* Start Records for the exercise *

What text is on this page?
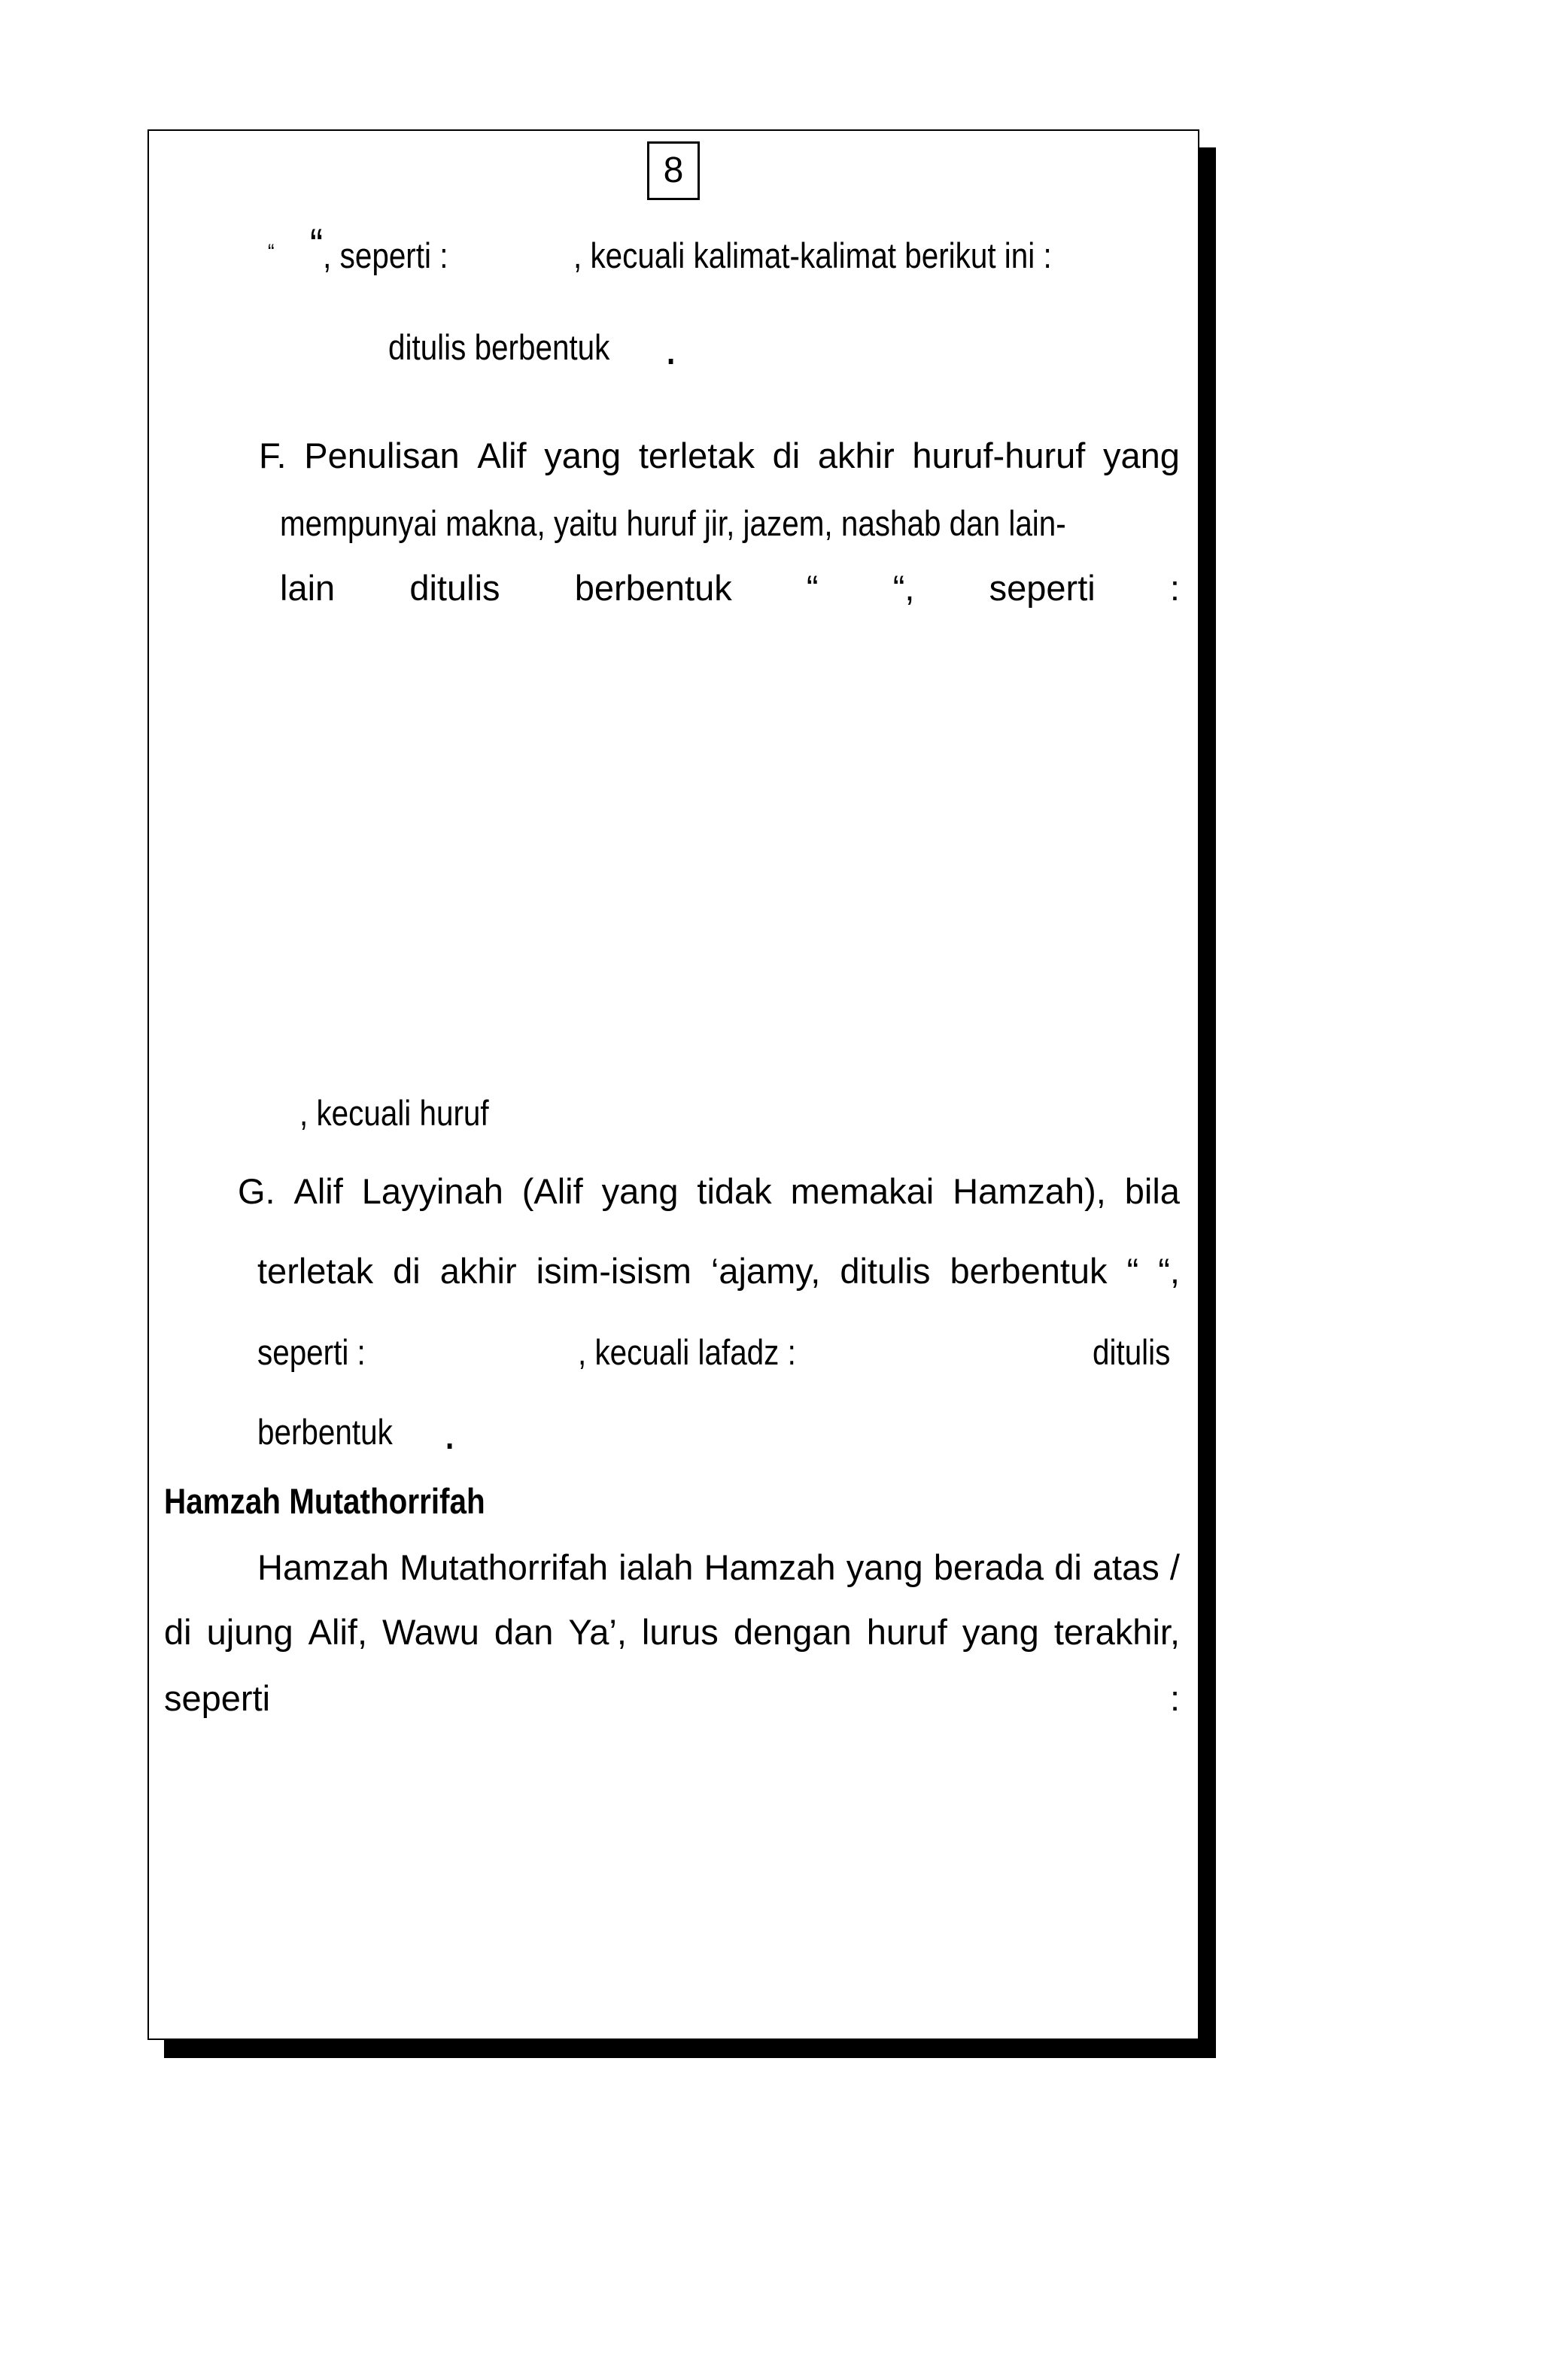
8
“ “, seperti :	, kecuali kalimat-kalimat berikut ini :
ditulis berbentuk .
F. Penulisan Alif yang terletak di akhir huruf-huruf yang
mempunyai makna, yaitu huruf jir, jazem, nashab dan lain-
lain ditulis berbentuk “ “, seperti :
, kecuali huruf
G. Alif Layyinah (Alif yang tidak memakai Hamzah), bila
terletak di akhir isim-isism ‘ajamy, ditulis berbentuk “ “,
seperti :	, kecuali lafadz :	ditulis
berbentuk .
Hamzah Mutathorrifah
Hamzah Mutathorrifah ialah Hamzah yang berada di atas /
di ujung Alif, Wawu dan Ya’, lurus dengan huruf yang terakhir,
seperti	:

* End Records for the exercise *

> [The request] Your copy should hold every record word for word and none of the pictures.

> [Exercise answer]
What text is on this page?
8
“ “, seperti :	, kecuali kalimat-kalimat berikut ini :
ditulis berbentuk .
F. Penulisan Alif yang terletak di akhir huruf-huruf yang
mempunyai makna, yaitu huruf jir, jazem, nashab dan lain-
lain ditulis berbentuk “ “, seperti :
, kecuali huruf
G. Alif Layyinah (Alif yang tidak memakai Hamzah), bila
terletak di akhir isim-isism ‘ajamy, ditulis berbentuk “ “,
seperti :	, kecuali lafadz :	ditulis
berbentuk .
Hamzah Mutathorrifah
Hamzah Mutathorrifah ialah Hamzah yang berada di atas /
di ujung Alif, Wawu dan Ya’, lurus dengan huruf yang terakhir,
seperti	:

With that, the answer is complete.